--- TASK OBJECTIVE ---
Extract all lines from the data beneath that include the word "Drag".

[Stored dataset items]
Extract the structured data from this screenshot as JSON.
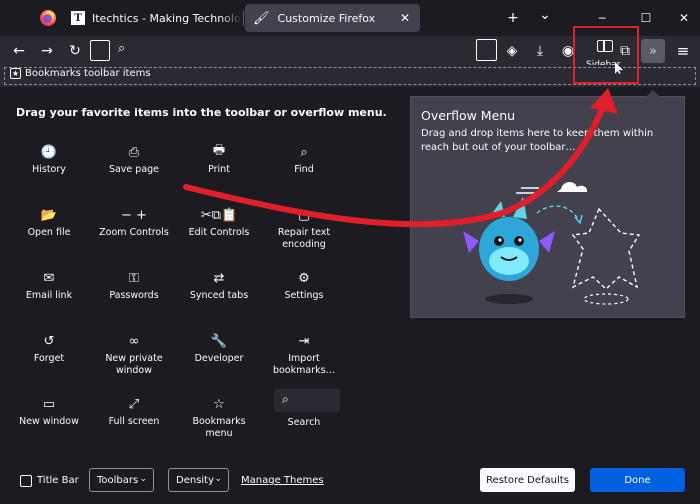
{
  "tabs": [
    {
      "favicon": "T",
      "title": "Itechtics - Making Technology Work"
    },
    {
      "favicon": "paint-brush-icon",
      "title": "Customize Firefox",
      "close": "✕"
    }
  ],
  "window_controls": {
    "new_tab": "+",
    "list_tabs": "⌄",
    "minimize": "─",
    "maximize": "☐",
    "close": "✕"
  },
  "navbar": {
    "back": "←",
    "forward": "→",
    "reload": "↻",
    "search_glyph": "⌕",
    "pocket": "◈",
    "downloads": "⤓",
    "account": "◉",
    "extensions": "⧉",
    "overflow": "»",
    "menu": "≡",
    "sidebar_label": "Sidebar"
  },
  "bookmarks_bar": {
    "star": "★",
    "label": "Bookmarks toolbar items"
  },
  "palette": {
    "heading": "Drag your favorite items into the toolbar or overflow menu.",
    "items": [
      {
        "icon": "🕘",
        "label": "History"
      },
      {
        "icon": "⎙",
        "label": "Save page"
      },
      {
        "icon": "🖶",
        "label": "Print"
      },
      {
        "icon": "⌕",
        "label": "Find"
      },
      {
        "icon": "📂",
        "label": "Open file"
      },
      {
        "icon": "− +",
        "label": "Zoom Controls"
      },
      {
        "icon": "✂⧉📋",
        "label": "Edit Controls"
      },
      {
        "icon": "▢",
        "label": "Repair text encoding"
      },
      {
        "icon": "✉",
        "label": "Email link"
      },
      {
        "icon": "⚿",
        "label": "Passwords"
      },
      {
        "icon": "⇄",
        "label": "Synced tabs"
      },
      {
        "icon": "⚙",
        "label": "Settings"
      },
      {
        "icon": "↺",
        "label": "Forget"
      },
      {
        "icon": "∞",
        "label": "New private window"
      },
      {
        "icon": "🔧",
        "label": "Developer"
      },
      {
        "icon": "⇥",
        "label": "Import bookmarks…"
      },
      {
        "icon": "▭",
        "label": "New window"
      },
      {
        "icon": "⤢",
        "label": "Full screen"
      },
      {
        "icon": "☆",
        "label": "Bookmarks menu"
      },
      {
        "icon": "⌕",
        "label": "Search"
      }
    ]
  },
  "overflow_menu": {
    "title": "Overflow Menu",
    "description": "Drag and drop items here to keep them within reach but out of your toolbar…"
  },
  "footer": {
    "title_bar": "Title Bar",
    "toolbars": "Toolbars",
    "density": "Density",
    "chevron": "⌄",
    "manage_themes": "Manage Themes",
    "restore_defaults": "Restore Defaults",
    "done": "Done"
  },
  "colors": {
    "accent": "#0061e0",
    "annotation": "#e01f2a",
    "background": "#1c1b22",
    "toolbar": "#2b2a33"
  }
}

--- RESPONSE TO THE TASK ---
    "heading": "Drag your favorite items into the toolbar or overflow menu.",
    "description": "Drag and drop items here to keep them within reach but out of your toolbar…"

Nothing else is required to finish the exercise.